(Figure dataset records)
* * * * *
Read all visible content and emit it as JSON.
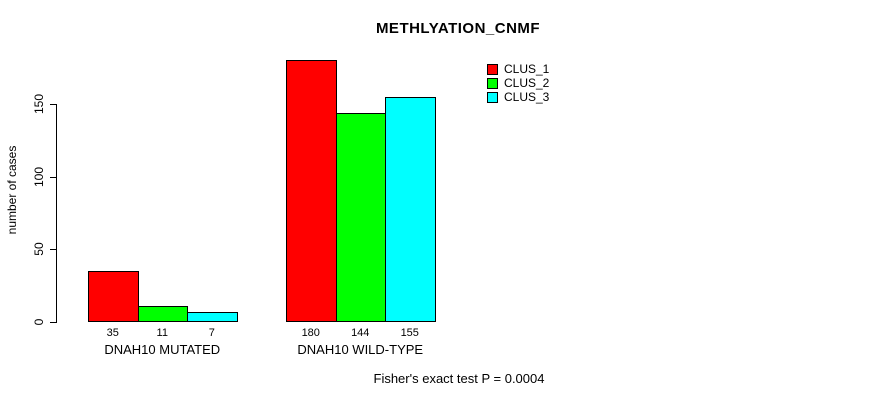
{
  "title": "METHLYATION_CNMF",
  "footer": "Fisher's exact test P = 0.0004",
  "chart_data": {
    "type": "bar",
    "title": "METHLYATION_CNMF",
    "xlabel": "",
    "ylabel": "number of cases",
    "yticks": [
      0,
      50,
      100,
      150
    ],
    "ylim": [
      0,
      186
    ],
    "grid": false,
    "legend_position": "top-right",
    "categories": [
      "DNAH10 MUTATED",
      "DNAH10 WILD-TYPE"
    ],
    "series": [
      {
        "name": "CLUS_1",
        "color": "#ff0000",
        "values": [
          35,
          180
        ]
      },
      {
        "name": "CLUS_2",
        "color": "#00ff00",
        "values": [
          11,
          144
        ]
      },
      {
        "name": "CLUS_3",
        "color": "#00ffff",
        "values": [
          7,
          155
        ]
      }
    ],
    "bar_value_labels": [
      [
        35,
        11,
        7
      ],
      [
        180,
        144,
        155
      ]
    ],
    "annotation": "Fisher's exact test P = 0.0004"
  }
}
* * * * *
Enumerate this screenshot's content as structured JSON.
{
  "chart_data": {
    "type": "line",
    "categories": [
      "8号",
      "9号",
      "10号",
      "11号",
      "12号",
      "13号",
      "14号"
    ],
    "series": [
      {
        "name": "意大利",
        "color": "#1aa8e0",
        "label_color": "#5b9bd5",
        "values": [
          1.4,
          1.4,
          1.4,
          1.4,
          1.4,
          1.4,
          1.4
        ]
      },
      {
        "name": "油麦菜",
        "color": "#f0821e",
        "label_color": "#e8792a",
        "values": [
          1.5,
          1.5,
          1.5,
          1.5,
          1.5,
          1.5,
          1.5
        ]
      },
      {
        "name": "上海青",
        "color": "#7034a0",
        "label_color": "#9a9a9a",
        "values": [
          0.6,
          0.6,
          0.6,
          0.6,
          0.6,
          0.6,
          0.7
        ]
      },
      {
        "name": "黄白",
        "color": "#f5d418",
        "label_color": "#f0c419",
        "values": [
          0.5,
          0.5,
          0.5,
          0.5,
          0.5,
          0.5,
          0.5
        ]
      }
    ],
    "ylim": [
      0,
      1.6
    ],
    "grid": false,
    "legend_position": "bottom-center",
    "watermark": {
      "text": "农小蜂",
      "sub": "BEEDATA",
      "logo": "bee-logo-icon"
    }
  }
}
* * * * *
TASK OBJECTIVE :: Return every line above in which the string "title" occurs.

REPLY TO THE EXERCISE ::
  "title": "METHLYATION_CNMF",
    "title": "METHLYATION_CNMF",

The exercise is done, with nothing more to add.